* **Written problem**: Extract, from the records beneath this instruction, each line that contains the word "JSON".

* begin Stored records *

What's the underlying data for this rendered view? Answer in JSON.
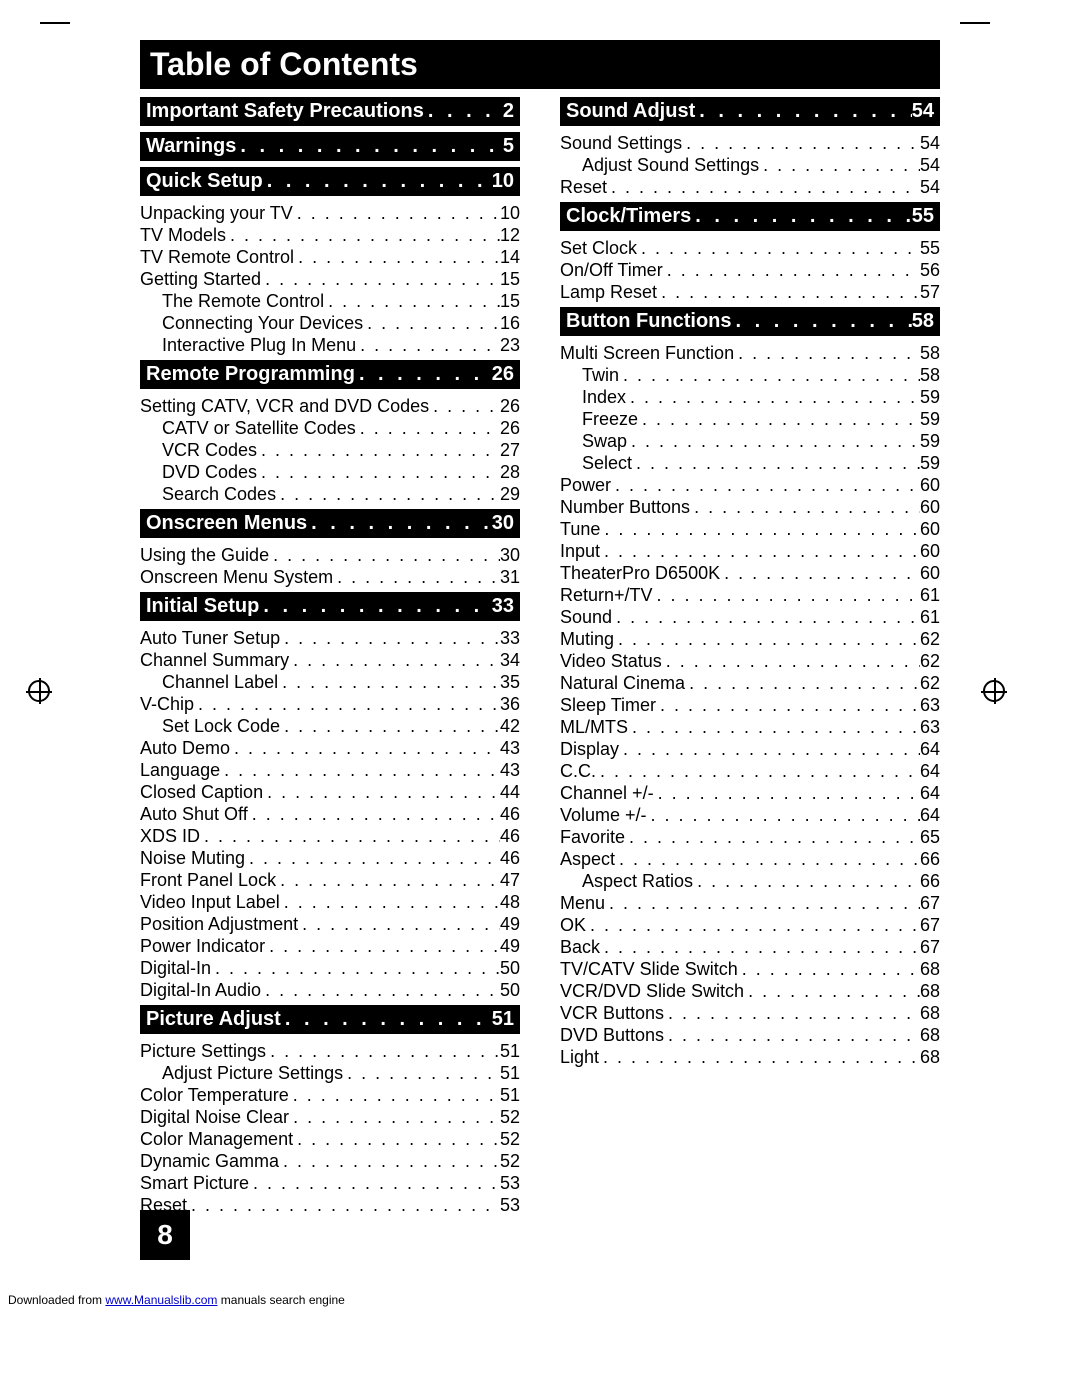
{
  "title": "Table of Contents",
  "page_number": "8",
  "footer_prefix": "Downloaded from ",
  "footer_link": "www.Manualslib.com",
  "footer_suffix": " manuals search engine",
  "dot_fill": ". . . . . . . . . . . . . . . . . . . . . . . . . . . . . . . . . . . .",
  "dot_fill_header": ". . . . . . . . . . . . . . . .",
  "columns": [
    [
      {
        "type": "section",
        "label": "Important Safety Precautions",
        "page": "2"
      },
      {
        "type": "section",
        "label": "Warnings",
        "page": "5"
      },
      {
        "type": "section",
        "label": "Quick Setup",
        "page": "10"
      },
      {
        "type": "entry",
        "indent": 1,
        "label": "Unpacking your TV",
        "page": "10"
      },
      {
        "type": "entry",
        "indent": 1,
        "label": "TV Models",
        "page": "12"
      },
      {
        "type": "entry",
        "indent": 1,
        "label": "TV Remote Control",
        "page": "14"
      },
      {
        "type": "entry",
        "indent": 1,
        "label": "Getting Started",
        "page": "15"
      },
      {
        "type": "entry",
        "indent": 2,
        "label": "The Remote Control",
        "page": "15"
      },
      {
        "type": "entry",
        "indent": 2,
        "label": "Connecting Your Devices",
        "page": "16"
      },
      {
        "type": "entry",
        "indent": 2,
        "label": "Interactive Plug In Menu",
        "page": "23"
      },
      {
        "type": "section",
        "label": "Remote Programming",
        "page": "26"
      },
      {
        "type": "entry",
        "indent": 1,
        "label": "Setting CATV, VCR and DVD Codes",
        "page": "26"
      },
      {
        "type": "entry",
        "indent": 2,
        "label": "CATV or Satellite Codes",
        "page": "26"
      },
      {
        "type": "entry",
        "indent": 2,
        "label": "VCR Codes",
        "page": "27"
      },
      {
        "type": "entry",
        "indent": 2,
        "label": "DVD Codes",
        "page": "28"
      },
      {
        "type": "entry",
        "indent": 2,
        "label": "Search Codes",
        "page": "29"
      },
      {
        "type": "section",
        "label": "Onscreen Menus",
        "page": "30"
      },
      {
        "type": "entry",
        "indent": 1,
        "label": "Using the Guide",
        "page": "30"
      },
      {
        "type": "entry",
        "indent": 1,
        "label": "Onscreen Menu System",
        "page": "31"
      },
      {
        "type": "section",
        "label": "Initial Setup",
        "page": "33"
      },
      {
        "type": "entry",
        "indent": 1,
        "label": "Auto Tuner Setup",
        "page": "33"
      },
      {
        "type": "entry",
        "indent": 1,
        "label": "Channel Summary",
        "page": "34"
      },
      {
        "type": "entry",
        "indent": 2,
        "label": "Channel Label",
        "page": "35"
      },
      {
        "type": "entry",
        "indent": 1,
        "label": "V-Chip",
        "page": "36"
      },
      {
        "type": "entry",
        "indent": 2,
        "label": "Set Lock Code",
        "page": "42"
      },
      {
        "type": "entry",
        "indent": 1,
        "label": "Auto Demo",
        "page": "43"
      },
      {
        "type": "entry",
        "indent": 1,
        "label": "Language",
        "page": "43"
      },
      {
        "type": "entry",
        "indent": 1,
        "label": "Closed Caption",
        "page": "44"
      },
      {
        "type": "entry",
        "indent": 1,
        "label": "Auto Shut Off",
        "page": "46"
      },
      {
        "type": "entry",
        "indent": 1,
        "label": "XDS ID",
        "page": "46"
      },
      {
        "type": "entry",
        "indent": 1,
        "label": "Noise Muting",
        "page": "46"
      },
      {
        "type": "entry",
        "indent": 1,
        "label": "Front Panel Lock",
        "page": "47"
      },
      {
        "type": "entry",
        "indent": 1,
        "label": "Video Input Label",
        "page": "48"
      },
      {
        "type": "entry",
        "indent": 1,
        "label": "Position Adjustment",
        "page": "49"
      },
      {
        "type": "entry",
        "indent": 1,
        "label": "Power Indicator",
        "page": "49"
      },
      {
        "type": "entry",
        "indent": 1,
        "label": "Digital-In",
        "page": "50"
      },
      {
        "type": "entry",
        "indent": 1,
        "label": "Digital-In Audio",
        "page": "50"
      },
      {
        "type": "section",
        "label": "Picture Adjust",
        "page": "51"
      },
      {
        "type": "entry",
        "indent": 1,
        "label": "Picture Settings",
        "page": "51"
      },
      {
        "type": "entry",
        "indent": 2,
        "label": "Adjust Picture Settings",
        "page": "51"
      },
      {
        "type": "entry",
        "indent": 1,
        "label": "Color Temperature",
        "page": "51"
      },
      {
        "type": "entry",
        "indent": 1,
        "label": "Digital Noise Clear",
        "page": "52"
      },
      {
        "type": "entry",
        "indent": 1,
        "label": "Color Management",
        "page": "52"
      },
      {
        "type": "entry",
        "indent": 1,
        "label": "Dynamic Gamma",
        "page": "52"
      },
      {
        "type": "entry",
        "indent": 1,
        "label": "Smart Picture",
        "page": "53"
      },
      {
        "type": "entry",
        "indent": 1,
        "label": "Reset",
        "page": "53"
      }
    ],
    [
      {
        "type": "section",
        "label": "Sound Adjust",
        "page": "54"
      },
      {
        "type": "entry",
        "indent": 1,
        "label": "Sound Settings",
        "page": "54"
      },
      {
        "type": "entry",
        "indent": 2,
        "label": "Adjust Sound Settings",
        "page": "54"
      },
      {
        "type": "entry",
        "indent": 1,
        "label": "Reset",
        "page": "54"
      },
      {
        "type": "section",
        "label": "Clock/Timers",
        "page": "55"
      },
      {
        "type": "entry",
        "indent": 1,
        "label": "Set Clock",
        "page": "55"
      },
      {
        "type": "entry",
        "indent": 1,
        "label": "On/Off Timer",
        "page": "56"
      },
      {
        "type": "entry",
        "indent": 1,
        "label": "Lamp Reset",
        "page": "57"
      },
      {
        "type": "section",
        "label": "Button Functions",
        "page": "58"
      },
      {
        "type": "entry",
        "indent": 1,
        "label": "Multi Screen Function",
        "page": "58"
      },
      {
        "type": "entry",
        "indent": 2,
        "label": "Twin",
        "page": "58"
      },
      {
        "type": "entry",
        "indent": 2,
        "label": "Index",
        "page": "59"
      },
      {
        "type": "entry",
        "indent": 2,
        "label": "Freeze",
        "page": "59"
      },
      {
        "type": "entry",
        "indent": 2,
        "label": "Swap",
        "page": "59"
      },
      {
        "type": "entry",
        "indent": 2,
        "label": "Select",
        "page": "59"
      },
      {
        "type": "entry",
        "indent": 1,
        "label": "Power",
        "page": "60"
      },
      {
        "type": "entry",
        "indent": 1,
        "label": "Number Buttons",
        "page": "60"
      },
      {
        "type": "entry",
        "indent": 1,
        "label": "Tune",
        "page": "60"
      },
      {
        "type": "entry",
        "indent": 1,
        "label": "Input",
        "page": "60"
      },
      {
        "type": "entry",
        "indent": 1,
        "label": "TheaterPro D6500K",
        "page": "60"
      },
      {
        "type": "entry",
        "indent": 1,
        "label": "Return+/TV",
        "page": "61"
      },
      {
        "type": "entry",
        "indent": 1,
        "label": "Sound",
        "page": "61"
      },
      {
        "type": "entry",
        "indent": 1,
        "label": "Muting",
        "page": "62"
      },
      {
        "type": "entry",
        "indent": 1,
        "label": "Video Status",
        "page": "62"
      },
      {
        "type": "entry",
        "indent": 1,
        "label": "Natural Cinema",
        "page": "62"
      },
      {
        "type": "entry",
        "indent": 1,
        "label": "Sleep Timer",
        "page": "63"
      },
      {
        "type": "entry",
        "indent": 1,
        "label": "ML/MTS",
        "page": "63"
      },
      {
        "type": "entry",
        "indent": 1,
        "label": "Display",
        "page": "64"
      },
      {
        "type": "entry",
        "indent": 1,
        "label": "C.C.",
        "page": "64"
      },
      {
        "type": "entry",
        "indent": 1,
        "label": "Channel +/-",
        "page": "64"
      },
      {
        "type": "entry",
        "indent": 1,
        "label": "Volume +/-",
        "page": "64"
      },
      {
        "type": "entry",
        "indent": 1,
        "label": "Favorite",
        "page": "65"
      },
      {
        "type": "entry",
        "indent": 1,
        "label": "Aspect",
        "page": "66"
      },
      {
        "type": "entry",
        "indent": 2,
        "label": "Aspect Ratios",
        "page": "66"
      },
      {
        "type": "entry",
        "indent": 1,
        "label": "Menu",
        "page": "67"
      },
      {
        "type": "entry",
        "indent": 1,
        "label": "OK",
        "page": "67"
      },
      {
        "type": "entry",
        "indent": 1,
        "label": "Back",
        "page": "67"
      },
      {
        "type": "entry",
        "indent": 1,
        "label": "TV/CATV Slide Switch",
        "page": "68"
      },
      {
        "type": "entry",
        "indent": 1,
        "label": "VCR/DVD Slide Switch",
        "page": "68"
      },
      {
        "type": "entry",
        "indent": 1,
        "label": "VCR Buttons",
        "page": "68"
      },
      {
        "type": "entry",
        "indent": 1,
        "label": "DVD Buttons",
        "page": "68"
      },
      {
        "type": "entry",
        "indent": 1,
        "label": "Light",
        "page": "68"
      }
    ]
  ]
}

* end Stored records *
* begin Stored records *

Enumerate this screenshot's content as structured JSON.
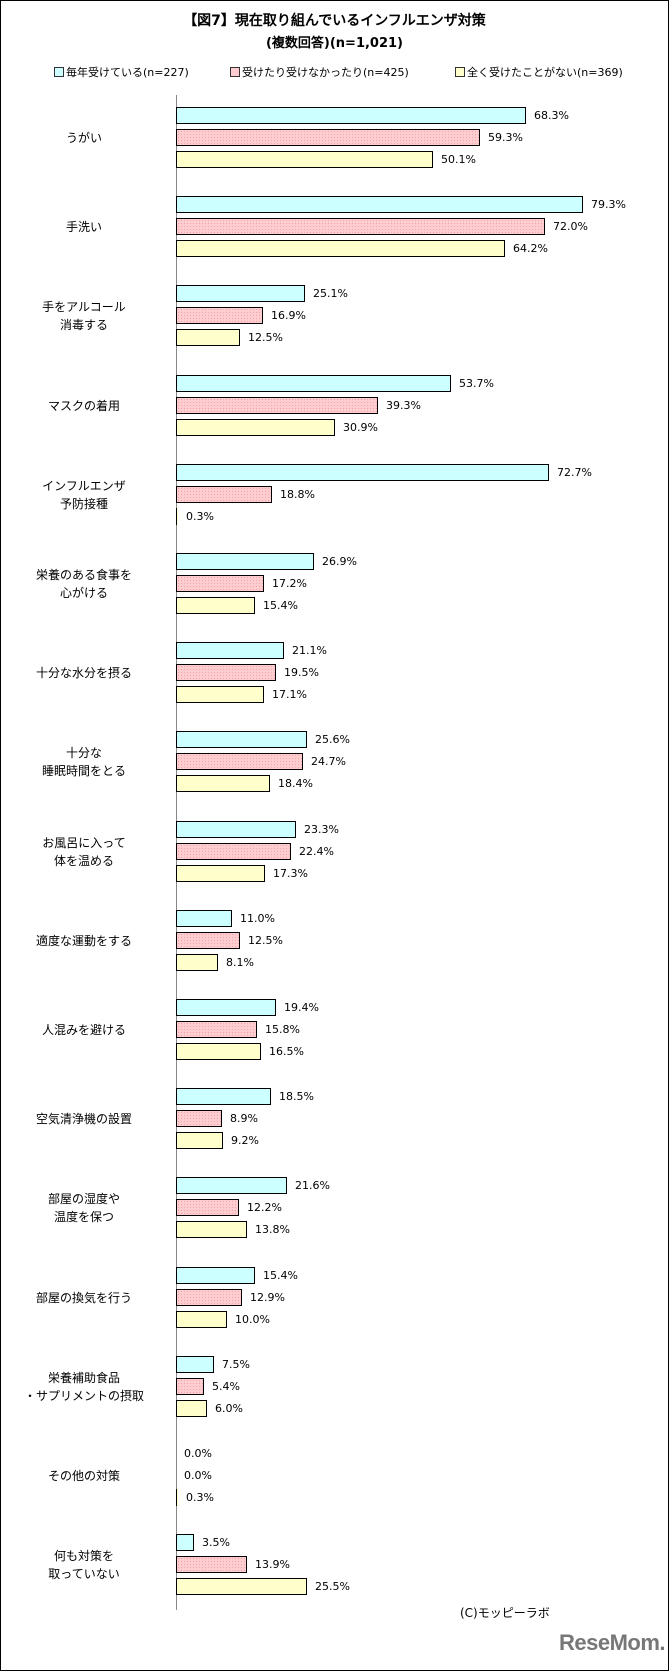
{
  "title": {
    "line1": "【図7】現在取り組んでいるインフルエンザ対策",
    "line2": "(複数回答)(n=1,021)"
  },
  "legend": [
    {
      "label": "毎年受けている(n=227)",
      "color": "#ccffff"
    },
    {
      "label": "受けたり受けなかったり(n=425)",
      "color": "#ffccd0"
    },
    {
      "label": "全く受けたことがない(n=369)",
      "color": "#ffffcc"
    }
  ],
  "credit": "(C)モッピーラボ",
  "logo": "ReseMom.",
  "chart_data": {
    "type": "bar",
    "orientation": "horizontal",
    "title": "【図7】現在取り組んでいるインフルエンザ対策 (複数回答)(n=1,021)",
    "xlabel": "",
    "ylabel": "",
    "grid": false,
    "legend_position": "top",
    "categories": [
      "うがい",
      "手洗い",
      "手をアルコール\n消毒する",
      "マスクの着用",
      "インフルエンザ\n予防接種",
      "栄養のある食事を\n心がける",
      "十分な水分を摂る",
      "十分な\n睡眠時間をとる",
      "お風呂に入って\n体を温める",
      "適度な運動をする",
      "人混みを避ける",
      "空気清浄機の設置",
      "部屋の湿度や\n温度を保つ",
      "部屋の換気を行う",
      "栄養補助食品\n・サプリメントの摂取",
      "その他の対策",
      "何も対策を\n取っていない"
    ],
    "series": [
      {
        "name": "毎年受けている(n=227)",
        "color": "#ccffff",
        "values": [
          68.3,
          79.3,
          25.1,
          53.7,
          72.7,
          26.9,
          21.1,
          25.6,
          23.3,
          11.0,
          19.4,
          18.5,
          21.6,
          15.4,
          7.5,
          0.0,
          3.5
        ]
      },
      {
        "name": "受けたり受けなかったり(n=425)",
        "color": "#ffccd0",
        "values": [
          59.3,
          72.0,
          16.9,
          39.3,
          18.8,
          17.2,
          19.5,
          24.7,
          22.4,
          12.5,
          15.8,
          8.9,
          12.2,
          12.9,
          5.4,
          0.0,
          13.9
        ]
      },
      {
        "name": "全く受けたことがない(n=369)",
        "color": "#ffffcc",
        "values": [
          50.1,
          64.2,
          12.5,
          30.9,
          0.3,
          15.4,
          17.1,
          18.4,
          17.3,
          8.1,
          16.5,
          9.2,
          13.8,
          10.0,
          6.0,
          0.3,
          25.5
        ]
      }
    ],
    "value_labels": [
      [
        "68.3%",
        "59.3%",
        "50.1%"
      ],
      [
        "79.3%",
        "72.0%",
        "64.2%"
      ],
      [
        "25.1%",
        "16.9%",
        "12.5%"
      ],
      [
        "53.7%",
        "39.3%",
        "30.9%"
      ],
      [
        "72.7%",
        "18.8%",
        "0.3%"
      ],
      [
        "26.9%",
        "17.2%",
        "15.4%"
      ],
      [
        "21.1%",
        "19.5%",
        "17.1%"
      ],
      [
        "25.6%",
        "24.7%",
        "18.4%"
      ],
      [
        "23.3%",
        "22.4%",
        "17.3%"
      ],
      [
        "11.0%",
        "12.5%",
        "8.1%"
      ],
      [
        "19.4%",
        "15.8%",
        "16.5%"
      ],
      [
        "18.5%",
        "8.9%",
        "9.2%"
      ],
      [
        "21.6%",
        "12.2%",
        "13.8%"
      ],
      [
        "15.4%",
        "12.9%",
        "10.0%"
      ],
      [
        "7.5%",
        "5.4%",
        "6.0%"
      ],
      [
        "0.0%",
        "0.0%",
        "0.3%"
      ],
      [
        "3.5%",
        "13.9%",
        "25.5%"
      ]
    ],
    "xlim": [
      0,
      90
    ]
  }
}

* end Stored records *

* **Task result**:
What's the underlying data for this rendered view? Answer in JSON.
Enumerate this screenshot's content as structured JSON.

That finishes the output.